### Task goal
Answer with one number: the count of lines in the listing below that hold the word "ylabel".

============

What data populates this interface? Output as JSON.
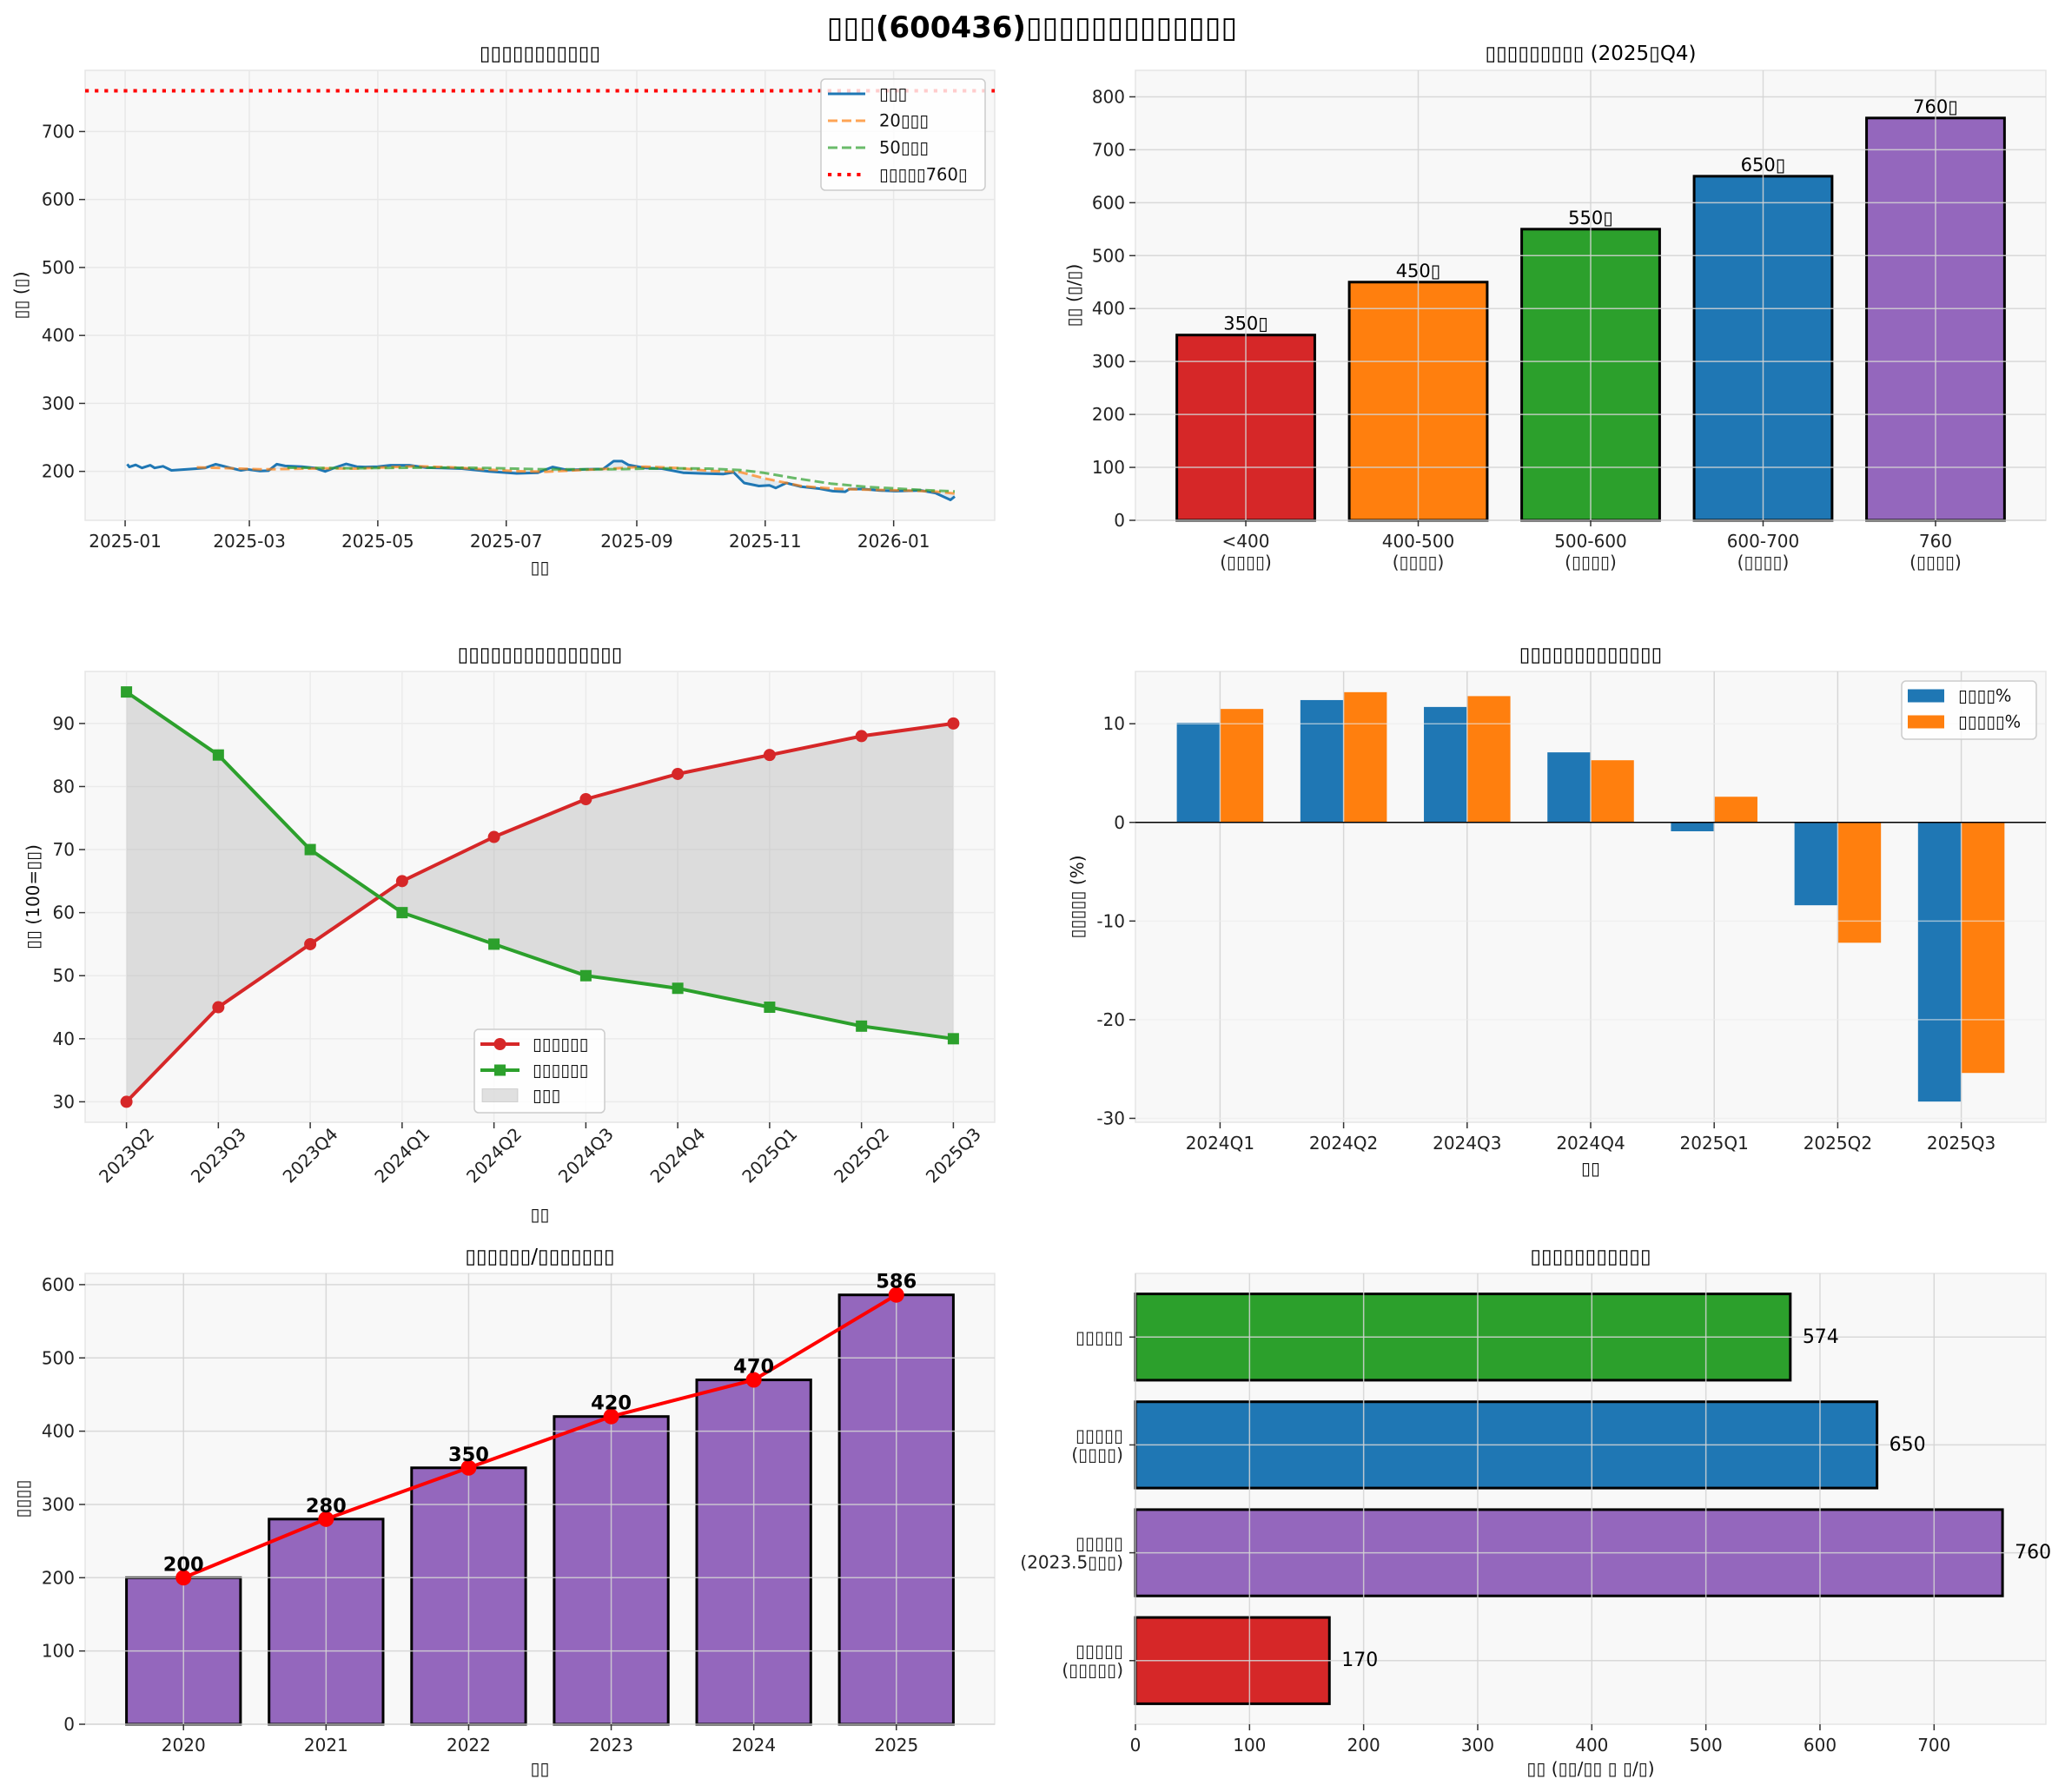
{
  "figure": {
    "title": "▯▯▯(600436)▯▯▯▯▯▯▯▯▯▯▯▯▯"
  },
  "chart_data": [
    {
      "type": "line",
      "title": "▯▯▯▯▯▯▯▯▯▯▯",
      "xlabel": "▯▯",
      "ylabel": "▯▯ (▯)",
      "xlim": [
        "2024-12-13",
        "2026-02-18"
      ],
      "ylim": [
        128,
        790
      ],
      "xticks": [
        "2025-01-01",
        "2025-03-01",
        "2025-05-01",
        "2025-07-01",
        "2025-09-01",
        "2025-11-01",
        "2026-01-01"
      ],
      "xtick_labels": [
        "2025-01",
        "2025-03",
        "2025-05",
        "2025-07",
        "2025-09",
        "2025-11",
        "2026-01"
      ],
      "yticks": [
        200,
        300,
        400,
        500,
        600,
        700
      ],
      "ytick_labels": [
        "200",
        "300",
        "400",
        "500",
        "600",
        "700"
      ],
      "grid": true,
      "legend": {
        "position": "top-right"
      },
      "series": [
        {
          "name": "▯▯▯",
          "color": "#1f77b4",
          "style": "solid",
          "points": [
            [
              "2025-01-02",
              210.5
            ],
            [
              "2025-01-03",
              206.5
            ],
            [
              "2025-01-06",
              209.5
            ],
            [
              "2025-01-09",
              205
            ],
            [
              "2025-01-13",
              209
            ],
            [
              "2025-01-15",
              205
            ],
            [
              "2025-01-19",
              207.5
            ],
            [
              "2025-01-23",
              201.5
            ],
            [
              "2025-02-04",
              204
            ],
            [
              "2025-02-08",
              205
            ],
            [
              "2025-02-13",
              210.5
            ],
            [
              "2025-02-20",
              205
            ],
            [
              "2025-02-25",
              201.5
            ],
            [
              "2025-02-28",
              203
            ],
            [
              "2025-03-06",
              200.5
            ],
            [
              "2025-03-10",
              201
            ],
            [
              "2025-03-14",
              210.5
            ],
            [
              "2025-03-18",
              208
            ],
            [
              "2025-03-26",
              207
            ],
            [
              "2025-04-01",
              205
            ],
            [
              "2025-04-06",
              200
            ],
            [
              "2025-04-11",
              206
            ],
            [
              "2025-04-16",
              211
            ],
            [
              "2025-04-21",
              207
            ],
            [
              "2025-04-25",
              206.5
            ],
            [
              "2025-05-01",
              207
            ],
            [
              "2025-05-07",
              209
            ],
            [
              "2025-05-16",
              209
            ],
            [
              "2025-05-24",
              205.5
            ],
            [
              "2025-05-31",
              205
            ],
            [
              "2025-06-10",
              204
            ],
            [
              "2025-06-23",
              200
            ],
            [
              "2025-07-06",
              197
            ],
            [
              "2025-07-16",
              198
            ],
            [
              "2025-07-23",
              206.5
            ],
            [
              "2025-07-30",
              202
            ],
            [
              "2025-08-08",
              203
            ],
            [
              "2025-08-16",
              203.5
            ],
            [
              "2025-08-21",
              215
            ],
            [
              "2025-08-25",
              215
            ],
            [
              "2025-08-28",
              209.5
            ],
            [
              "2025-09-05",
              205
            ],
            [
              "2025-09-13",
              204
            ],
            [
              "2025-09-23",
              198
            ],
            [
              "2025-10-01",
              197
            ],
            [
              "2025-10-12",
              196
            ],
            [
              "2025-10-17",
              198.5
            ],
            [
              "2025-10-22",
              183
            ],
            [
              "2025-10-29",
              178.5
            ],
            [
              "2025-11-03",
              179.5
            ],
            [
              "2025-11-06",
              175.5
            ],
            [
              "2025-11-11",
              183
            ],
            [
              "2025-11-18",
              177.5
            ],
            [
              "2025-11-27",
              174.5
            ],
            [
              "2025-12-03",
              171
            ],
            [
              "2025-12-09",
              170
            ],
            [
              "2025-12-11",
              174
            ],
            [
              "2025-12-18",
              174
            ],
            [
              "2025-12-25",
              172
            ],
            [
              "2026-01-02",
              171
            ],
            [
              "2026-01-14",
              172
            ],
            [
              "2026-01-21",
              168
            ],
            [
              "2026-01-28",
              158
            ],
            [
              "2026-01-30",
              163
            ]
          ]
        },
        {
          "name": "20▯▯▯",
          "color": "#ff7f0e",
          "style": "dashed",
          "points": [
            [
              "2025-02-04",
              206
            ],
            [
              "2025-02-20",
              204.5
            ],
            [
              "2025-03-06",
              203
            ],
            [
              "2025-03-20",
              203.5
            ],
            [
              "2025-04-05",
              204.5
            ],
            [
              "2025-04-20",
              204
            ],
            [
              "2025-05-05",
              206
            ],
            [
              "2025-05-20",
              207.5
            ],
            [
              "2025-06-05",
              206
            ],
            [
              "2025-06-20",
              203
            ],
            [
              "2025-07-05",
              200.5
            ],
            [
              "2025-07-20",
              199.5
            ],
            [
              "2025-08-05",
              202
            ],
            [
              "2025-08-20",
              204
            ],
            [
              "2025-09-05",
              207
            ],
            [
              "2025-09-20",
              205
            ],
            [
              "2025-10-05",
              201
            ],
            [
              "2025-10-20",
              199
            ],
            [
              "2025-11-01",
              189.5
            ],
            [
              "2025-11-18",
              178.5
            ],
            [
              "2025-12-03",
              174.5
            ],
            [
              "2025-12-20",
              173
            ],
            [
              "2026-01-05",
              172
            ],
            [
              "2026-01-20",
              170.5
            ],
            [
              "2026-01-30",
              167.5
            ]
          ]
        },
        {
          "name": "50▯▯▯",
          "color": "#2ca02c",
          "style": "dashed",
          "points": [
            [
              "2025-03-19",
              205.5
            ],
            [
              "2025-04-05",
              205
            ],
            [
              "2025-04-20",
              204.5
            ],
            [
              "2025-05-05",
              205
            ],
            [
              "2025-05-20",
              205.5
            ],
            [
              "2025-06-05",
              205.5
            ],
            [
              "2025-06-20",
              205
            ],
            [
              "2025-07-05",
              204
            ],
            [
              "2025-07-20",
              203
            ],
            [
              "2025-08-05",
              203
            ],
            [
              "2025-08-20",
              203
            ],
            [
              "2025-09-05",
              204
            ],
            [
              "2025-09-20",
              204.5
            ],
            [
              "2025-10-05",
              204
            ],
            [
              "2025-10-20",
              202
            ],
            [
              "2025-10-31",
              198
            ],
            [
              "2025-11-15",
              190
            ],
            [
              "2025-12-02",
              182
            ],
            [
              "2025-12-20",
              177
            ],
            [
              "2026-01-01",
              175
            ],
            [
              "2026-01-15",
              172.5
            ],
            [
              "2026-01-30",
              170.5
            ]
          ]
        }
      ],
      "reference_line": {
        "name": "▯▯▯▯▯760▯",
        "value": 760,
        "color": "#ff0000",
        "style": "dotted"
      }
    },
    {
      "type": "bar",
      "title": "▯▯▯▯▯▯▯▯▯ (2025▯Q4)",
      "ylabel": "▯▯ (▯/▯)",
      "categories": [
        [
          "<400",
          "(▯▯▯▯)"
        ],
        [
          "400-500",
          "(▯▯▯▯)"
        ],
        [
          "500-600",
          "(▯▯▯▯)"
        ],
        [
          "600-700",
          "(▯▯▯▯)"
        ],
        [
          "760",
          "(▯▯▯▯)"
        ]
      ],
      "values": [
        350,
        450,
        550,
        650,
        760
      ],
      "data_labels": [
        "350▯",
        "450▯",
        "550▯",
        "650▯",
        "760▯"
      ],
      "colors": [
        "#d62728",
        "#ff7f0e",
        "#2ca02c",
        "#1f77b4",
        "#9467bd"
      ],
      "ylim": [
        0,
        850
      ],
      "yticks": [
        0,
        100,
        200,
        300,
        400,
        500,
        600,
        700,
        800
      ],
      "ytick_labels": [
        "0",
        "100",
        "200",
        "300",
        "400",
        "500",
        "600",
        "700",
        "800"
      ],
      "grid": true
    },
    {
      "type": "line",
      "title": "▯▯▯▯▯▯▯▯▯▯▯▯▯▯▯",
      "xlabel": "▯▯",
      "ylabel": "▯▯ (100=▯▯)",
      "categories": [
        "2023Q2",
        "2023Q3",
        "2023Q4",
        "2024Q1",
        "2024Q2",
        "2024Q3",
        "2024Q4",
        "2025Q1",
        "2025Q2",
        "2025Q3"
      ],
      "series": [
        {
          "name": "▯▯▯▯▯▯",
          "color": "#d62728",
          "marker": "circle",
          "values": [
            30,
            45,
            55,
            65,
            72,
            78,
            82,
            85,
            88,
            90
          ]
        },
        {
          "name": "▯▯▯▯▯▯",
          "color": "#2ca02c",
          "marker": "square",
          "values": [
            95,
            85,
            70,
            60,
            55,
            50,
            48,
            45,
            42,
            40
          ]
        }
      ],
      "fill_between": {
        "name": "▯▯▯",
        "color": "#9a9a9a"
      },
      "ylim": [
        26.75,
        98.25
      ],
      "yticks": [
        30,
        40,
        50,
        60,
        70,
        80,
        90
      ],
      "ytick_labels": [
        "30",
        "40",
        "50",
        "60",
        "70",
        "80",
        "90"
      ],
      "grid": true,
      "legend": {
        "position": "bottom-center"
      }
    },
    {
      "type": "bar",
      "title": "▯▯▯▯▯▯▯▯▯▯▯▯▯",
      "xlabel": "▯▯",
      "ylabel": "▯▯▯▯▯ (%)",
      "categories": [
        "2024Q1",
        "2024Q2",
        "2024Q3",
        "2024Q4",
        "2025Q1",
        "2025Q2",
        "2025Q3"
      ],
      "series": [
        {
          "name": "▯▯▯▯%",
          "color": "#1f77b4",
          "values": [
            10.1,
            12.4,
            11.7,
            7.1,
            -0.9,
            -8.4,
            -28.3
          ]
        },
        {
          "name": "▯▯▯▯▯%",
          "color": "#ff7f0e",
          "values": [
            11.5,
            13.2,
            12.8,
            6.3,
            2.6,
            -12.2,
            -25.4
          ]
        }
      ],
      "ylim": [
        -30.4,
        15.3
      ],
      "yticks": [
        -30,
        -20,
        -10,
        0,
        10
      ],
      "ytick_labels": [
        "-30",
        "-20",
        "-10",
        "0",
        "10"
      ],
      "zero_line_color": "#000000",
      "grid": true,
      "legend": {
        "position": "top-right"
      }
    },
    {
      "type": "bar",
      "title": "▯▯▯▯▯▯/▯▯▯▯▯▯▯",
      "xlabel": "▯▯",
      "ylabel": "▯▯▯▯",
      "categories": [
        "2020",
        "2021",
        "2022",
        "2023",
        "2024",
        "2025"
      ],
      "values": [
        200,
        280,
        350,
        420,
        470,
        586
      ],
      "data_labels": [
        "200",
        "280",
        "350",
        "420",
        "470",
        "586"
      ],
      "bar_color": "#9467bd",
      "line_color": "#ff0000",
      "ylim": [
        0,
        615.3
      ],
      "yticks": [
        0,
        100,
        200,
        300,
        400,
        500,
        600
      ],
      "ytick_labels": [
        "0",
        "100",
        "200",
        "300",
        "400",
        "500",
        "600"
      ],
      "grid": true
    },
    {
      "type": "bar",
      "orientation": "horizontal",
      "title": "▯▯▯▯▯▯▯▯▯▯▯",
      "xlabel": "▯▯ (▯▯/▯▯ ▯ ▯/▯)",
      "categories": [
        [
          "▯▯▯▯▯",
          "(▯▯▯▯▯)"
        ],
        [
          "▯▯▯▯▯",
          "(2023.5▯▯▯)"
        ],
        [
          "▯▯▯▯▯",
          "(▯▯▯▯)"
        ],
        [
          "▯▯▯▯▯"
        ]
      ],
      "values": [
        170,
        760,
        650,
        574
      ],
      "data_labels": [
        "170",
        "760",
        "650",
        "574"
      ],
      "colors": [
        "#d62728",
        "#9467bd",
        "#1f77b4",
        "#2ca02c"
      ],
      "xlim": [
        0,
        798
      ],
      "xticks": [
        0,
        100,
        200,
        300,
        400,
        500,
        600,
        700
      ],
      "xtick_labels": [
        "0",
        "100",
        "200",
        "300",
        "400",
        "500",
        "600",
        "700"
      ],
      "grid": true
    }
  ]
}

============

### Task response
5